Challenge
Repeat each line of the material exactly.

Available data
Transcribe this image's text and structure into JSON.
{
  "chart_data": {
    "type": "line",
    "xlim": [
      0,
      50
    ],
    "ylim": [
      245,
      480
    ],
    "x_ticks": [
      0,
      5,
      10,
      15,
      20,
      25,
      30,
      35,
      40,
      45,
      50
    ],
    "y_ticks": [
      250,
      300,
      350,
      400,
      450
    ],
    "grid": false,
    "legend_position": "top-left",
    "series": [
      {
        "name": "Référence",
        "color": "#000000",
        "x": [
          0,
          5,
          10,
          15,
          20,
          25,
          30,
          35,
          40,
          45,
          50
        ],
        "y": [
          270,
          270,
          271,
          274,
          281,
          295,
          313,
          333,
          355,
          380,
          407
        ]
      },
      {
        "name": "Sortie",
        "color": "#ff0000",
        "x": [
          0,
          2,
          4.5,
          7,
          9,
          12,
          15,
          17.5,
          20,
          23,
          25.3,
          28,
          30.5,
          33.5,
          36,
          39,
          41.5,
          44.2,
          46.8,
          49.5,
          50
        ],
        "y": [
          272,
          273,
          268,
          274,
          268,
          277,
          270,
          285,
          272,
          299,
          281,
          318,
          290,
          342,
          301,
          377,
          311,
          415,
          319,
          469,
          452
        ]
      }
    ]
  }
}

Solution for this task
Transcribe this image's text and structure into JSON.
{
  "chart_data": {
    "type": "line",
    "xlim": [
      0,
      50
    ],
    "ylim": [
      245,
      480
    ],
    "x_ticks": [
      0,
      5,
      10,
      15,
      20,
      25,
      30,
      35,
      40,
      45,
      50
    ],
    "y_ticks": [
      250,
      300,
      350,
      400,
      450
    ],
    "grid": false,
    "legend_position": "top-left",
    "series": [
      {
        "name": "Référence",
        "color": "#000000",
        "x": [
          0,
          5,
          10,
          15,
          20,
          25,
          30,
          35,
          40,
          45,
          50
        ],
        "y": [
          270,
          270,
          271,
          274,
          281,
          295,
          313,
          333,
          355,
          380,
          407
        ]
      },
      {
        "name": "Sortie",
        "color": "#ff0000",
        "x": [
          0,
          2,
          4.5,
          7,
          9,
          12,
          15,
          17.5,
          20,
          23,
          25.3,
          28,
          30.5,
          33.5,
          36,
          39,
          41.5,
          44.2,
          46.8,
          49.5,
          50
        ],
        "y": [
          272,
          273,
          268,
          274,
          268,
          277,
          270,
          285,
          272,
          299,
          281,
          318,
          290,
          342,
          301,
          377,
          311,
          415,
          319,
          469,
          452
        ]
      }
    ]
  }
}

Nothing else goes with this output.